▶ [Given exercise]: Reproduce these lines word for word, starting at the line that has "Localize all elements." and stopping after the line that has "dim-label: 1150 bbox=[823, 612, 843, 622]". Omit the pictures from your answer.

▶ [Dataset rows]:
.....

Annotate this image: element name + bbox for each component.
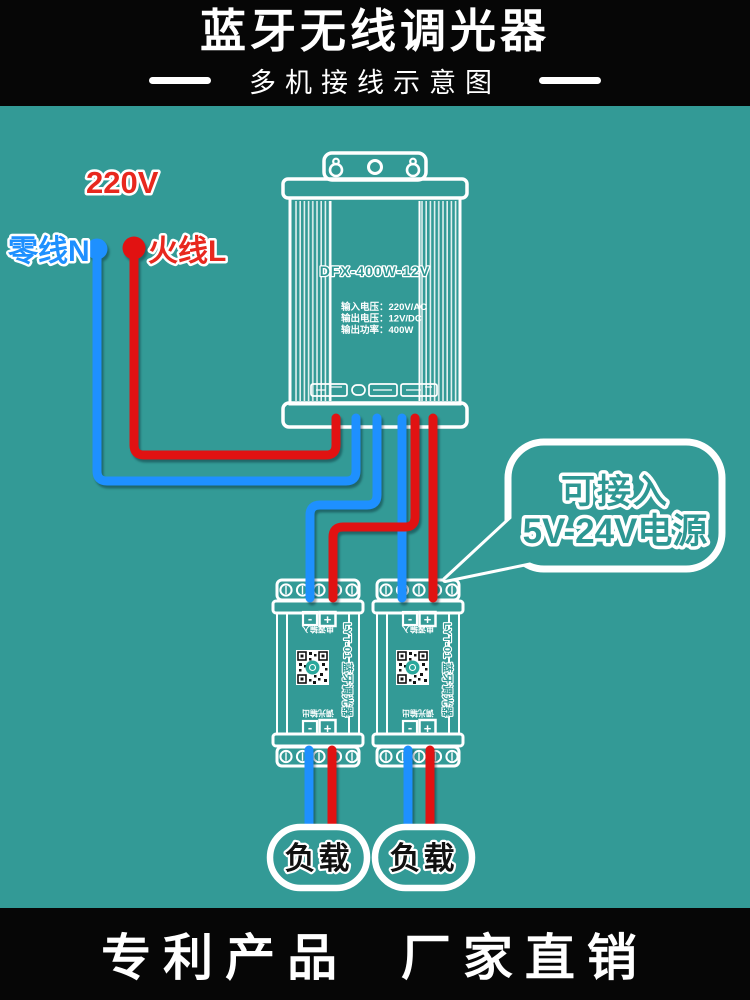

.....

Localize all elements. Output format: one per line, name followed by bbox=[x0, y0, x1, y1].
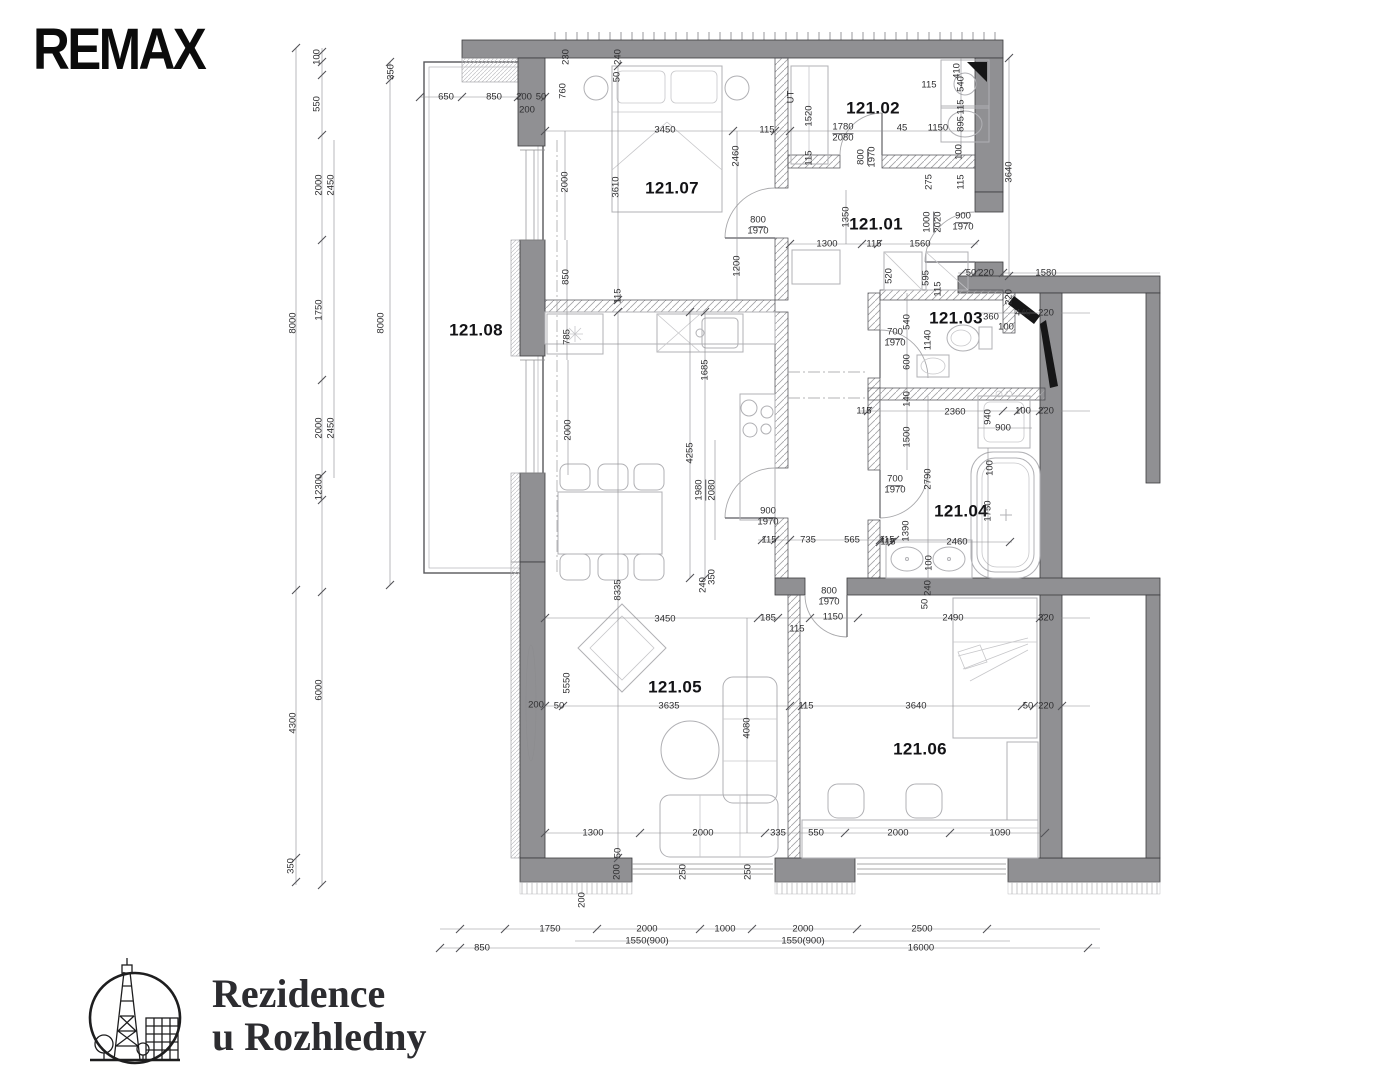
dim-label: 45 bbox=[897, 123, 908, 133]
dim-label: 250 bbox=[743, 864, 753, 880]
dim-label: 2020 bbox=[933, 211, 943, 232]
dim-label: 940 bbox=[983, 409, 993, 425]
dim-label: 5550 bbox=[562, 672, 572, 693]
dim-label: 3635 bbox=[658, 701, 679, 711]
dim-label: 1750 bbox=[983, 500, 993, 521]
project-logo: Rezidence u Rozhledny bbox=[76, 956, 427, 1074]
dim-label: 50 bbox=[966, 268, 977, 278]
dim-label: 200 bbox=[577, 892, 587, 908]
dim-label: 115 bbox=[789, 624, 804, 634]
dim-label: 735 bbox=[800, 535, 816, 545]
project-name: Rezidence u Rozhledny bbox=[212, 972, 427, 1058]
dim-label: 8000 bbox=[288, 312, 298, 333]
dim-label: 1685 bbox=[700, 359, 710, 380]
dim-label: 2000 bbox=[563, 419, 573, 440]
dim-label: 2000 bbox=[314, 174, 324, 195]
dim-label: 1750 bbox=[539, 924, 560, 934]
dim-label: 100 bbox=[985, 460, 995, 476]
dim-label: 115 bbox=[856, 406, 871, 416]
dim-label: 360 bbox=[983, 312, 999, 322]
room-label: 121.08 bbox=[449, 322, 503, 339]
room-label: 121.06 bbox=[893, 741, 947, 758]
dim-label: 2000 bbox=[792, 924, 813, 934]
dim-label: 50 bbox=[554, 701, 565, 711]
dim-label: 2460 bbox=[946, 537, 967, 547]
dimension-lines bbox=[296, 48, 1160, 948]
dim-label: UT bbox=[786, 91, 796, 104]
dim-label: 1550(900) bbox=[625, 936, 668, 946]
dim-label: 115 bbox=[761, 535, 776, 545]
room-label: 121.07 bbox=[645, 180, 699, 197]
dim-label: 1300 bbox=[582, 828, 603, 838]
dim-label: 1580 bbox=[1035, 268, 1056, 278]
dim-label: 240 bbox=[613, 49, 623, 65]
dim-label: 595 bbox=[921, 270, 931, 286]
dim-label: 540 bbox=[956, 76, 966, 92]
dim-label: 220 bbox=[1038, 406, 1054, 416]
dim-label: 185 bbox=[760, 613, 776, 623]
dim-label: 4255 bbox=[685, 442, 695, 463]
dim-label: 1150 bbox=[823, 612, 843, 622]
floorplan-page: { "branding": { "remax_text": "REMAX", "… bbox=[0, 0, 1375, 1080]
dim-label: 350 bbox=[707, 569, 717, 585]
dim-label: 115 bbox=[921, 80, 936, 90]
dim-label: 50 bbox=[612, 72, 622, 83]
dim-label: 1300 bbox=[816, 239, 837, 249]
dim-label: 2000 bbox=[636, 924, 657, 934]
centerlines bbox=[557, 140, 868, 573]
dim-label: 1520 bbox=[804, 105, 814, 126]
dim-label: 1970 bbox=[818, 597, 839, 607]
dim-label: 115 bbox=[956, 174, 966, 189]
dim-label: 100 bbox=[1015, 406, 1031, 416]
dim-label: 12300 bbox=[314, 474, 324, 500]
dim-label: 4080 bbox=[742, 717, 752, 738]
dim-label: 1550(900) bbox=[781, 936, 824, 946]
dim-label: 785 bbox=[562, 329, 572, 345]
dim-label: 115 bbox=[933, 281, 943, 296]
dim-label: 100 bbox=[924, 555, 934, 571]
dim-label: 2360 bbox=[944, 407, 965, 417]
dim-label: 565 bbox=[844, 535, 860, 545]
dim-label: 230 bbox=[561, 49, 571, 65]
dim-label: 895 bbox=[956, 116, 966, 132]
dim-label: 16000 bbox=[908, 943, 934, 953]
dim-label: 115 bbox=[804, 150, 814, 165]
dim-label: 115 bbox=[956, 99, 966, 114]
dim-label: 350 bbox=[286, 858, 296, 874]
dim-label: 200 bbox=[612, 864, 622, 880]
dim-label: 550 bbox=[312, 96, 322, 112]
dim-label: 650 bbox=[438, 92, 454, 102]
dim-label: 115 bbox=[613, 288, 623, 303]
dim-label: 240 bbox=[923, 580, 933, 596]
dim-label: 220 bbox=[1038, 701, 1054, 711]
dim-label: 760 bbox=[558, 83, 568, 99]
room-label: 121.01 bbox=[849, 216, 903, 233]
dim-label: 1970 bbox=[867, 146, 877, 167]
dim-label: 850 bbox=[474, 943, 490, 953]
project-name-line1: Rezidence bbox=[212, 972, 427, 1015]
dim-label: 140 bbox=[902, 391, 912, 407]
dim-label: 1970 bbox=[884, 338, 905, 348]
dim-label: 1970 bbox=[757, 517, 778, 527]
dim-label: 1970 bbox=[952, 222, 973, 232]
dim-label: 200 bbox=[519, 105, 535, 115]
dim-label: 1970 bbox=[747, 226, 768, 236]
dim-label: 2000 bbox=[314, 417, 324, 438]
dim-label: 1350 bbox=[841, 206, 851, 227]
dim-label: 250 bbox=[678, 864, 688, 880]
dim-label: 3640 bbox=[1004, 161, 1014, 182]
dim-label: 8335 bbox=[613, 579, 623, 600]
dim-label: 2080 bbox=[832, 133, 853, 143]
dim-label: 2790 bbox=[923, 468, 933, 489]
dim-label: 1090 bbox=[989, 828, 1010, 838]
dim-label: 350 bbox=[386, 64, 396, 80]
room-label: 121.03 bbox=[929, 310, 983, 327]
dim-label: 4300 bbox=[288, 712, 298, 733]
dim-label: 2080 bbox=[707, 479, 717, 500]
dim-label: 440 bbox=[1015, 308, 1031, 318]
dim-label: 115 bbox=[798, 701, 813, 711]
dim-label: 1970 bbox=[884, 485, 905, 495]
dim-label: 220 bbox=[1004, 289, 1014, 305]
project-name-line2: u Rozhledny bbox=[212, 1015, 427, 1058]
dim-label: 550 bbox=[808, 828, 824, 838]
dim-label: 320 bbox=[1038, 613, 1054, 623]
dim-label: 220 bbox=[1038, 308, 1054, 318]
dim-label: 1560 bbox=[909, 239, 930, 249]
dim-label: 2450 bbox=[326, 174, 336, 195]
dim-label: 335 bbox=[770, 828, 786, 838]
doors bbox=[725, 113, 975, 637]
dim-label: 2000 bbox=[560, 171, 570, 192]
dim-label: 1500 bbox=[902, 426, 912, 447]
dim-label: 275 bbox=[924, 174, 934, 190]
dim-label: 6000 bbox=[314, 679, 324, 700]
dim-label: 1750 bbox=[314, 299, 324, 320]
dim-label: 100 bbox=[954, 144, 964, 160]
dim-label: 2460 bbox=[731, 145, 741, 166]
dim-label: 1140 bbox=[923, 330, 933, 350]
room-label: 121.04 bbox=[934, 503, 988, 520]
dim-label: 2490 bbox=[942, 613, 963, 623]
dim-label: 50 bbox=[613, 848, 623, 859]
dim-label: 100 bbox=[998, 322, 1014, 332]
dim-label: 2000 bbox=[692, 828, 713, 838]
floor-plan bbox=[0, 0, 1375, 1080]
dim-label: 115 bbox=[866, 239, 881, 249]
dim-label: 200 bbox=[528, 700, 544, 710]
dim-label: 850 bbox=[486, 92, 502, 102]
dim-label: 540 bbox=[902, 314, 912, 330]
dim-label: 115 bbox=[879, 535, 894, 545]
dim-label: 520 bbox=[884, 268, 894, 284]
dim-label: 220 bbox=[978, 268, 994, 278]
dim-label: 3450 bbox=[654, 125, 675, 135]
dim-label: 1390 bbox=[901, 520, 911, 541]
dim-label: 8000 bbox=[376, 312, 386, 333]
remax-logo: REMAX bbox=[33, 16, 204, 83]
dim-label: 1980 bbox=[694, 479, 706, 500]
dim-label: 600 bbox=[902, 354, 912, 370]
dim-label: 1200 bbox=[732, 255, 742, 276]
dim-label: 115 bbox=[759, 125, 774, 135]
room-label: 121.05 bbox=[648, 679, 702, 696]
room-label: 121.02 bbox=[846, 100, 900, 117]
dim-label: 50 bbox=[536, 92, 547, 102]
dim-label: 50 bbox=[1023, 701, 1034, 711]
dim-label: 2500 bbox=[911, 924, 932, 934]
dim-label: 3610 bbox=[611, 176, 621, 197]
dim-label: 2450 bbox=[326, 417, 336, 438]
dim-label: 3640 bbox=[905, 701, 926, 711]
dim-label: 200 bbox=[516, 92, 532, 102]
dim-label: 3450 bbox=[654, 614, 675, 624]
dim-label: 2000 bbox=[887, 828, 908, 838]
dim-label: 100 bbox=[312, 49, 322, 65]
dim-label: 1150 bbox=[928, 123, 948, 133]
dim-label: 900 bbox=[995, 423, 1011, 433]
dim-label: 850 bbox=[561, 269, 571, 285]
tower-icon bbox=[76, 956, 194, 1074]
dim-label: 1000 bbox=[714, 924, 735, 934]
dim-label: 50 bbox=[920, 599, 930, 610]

.....

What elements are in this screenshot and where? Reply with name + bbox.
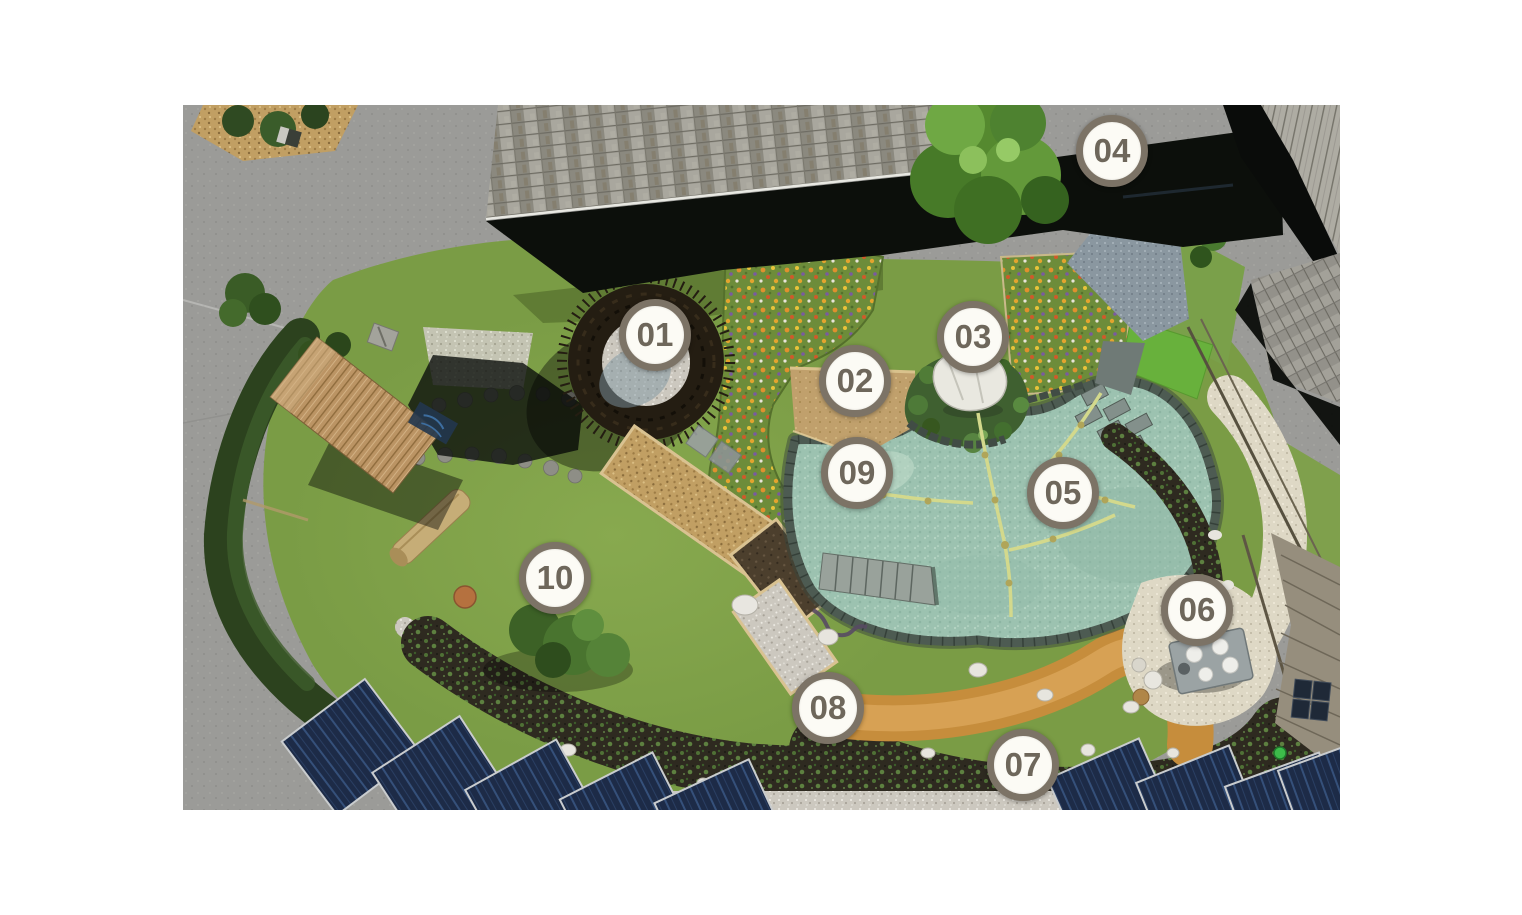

.....

▶ [Output below]:
Localize all elements. Output format: one per line, name followed by bbox=[x0, y0, x1, y1].
dim-label: 45 bbox=[897, 123, 908, 133]
dim-label: 250 bbox=[743, 864, 753, 880]
dim-label: 2020 bbox=[933, 211, 943, 232]
dim-label: 940 bbox=[983, 409, 993, 425]
dim-label: 5550 bbox=[562, 672, 572, 693]
dim-label: 3635 bbox=[658, 701, 679, 711]
dim-label: 1750 bbox=[983, 500, 993, 521]
project-logo: Rezidence u Rozhledny bbox=[76, 956, 427, 1074]
dim-label: 50 bbox=[966, 268, 977, 278]
dim-label: 200 bbox=[577, 892, 587, 908]
dim-label: 115 bbox=[789, 624, 804, 634]
dim-label: 735 bbox=[800, 535, 816, 545]
project-name: Rezidence u Rozhledny bbox=[212, 972, 427, 1058]
dim-label: 8000 bbox=[288, 312, 298, 333]
dim-label: 1685 bbox=[700, 359, 710, 380]
dim-label: 2000 bbox=[563, 419, 573, 440]
dim-label: 2000 bbox=[314, 174, 324, 195]
dim-label: 1750 bbox=[539, 924, 560, 934]
dim-label: 100 bbox=[985, 460, 995, 476]
dim-label: 115 bbox=[856, 406, 871, 416]
dim-label: 360 bbox=[983, 312, 999, 322]
room-label: 121.08 bbox=[449, 322, 503, 339]
room-label: 121.06 bbox=[893, 741, 947, 758]
dim-label: 2000 bbox=[792, 924, 813, 934]
dim-label: 50 bbox=[554, 701, 565, 711]
dim-label: 2460 bbox=[946, 537, 967, 547]
dimension-lines bbox=[296, 48, 1160, 948]
dim-label: UT bbox=[786, 91, 796, 104]
dim-label: 1550(900) bbox=[625, 936, 668, 946]
dim-label: 115 bbox=[761, 535, 776, 545]
room-label: 121.07 bbox=[645, 180, 699, 197]
dim-label: 1300 bbox=[582, 828, 603, 838]
dim-label: 1580 bbox=[1035, 268, 1056, 278]
dim-label: 240 bbox=[613, 49, 623, 65]
dim-label: 595 bbox=[921, 270, 931, 286]
dim-label: 540 bbox=[956, 76, 966, 92]
dim-label: 220 bbox=[1038, 406, 1054, 416]
dim-label: 185 bbox=[760, 613, 776, 623]
dim-label: 4255 bbox=[685, 442, 695, 463]
dim-label: 1150 bbox=[823, 612, 843, 622]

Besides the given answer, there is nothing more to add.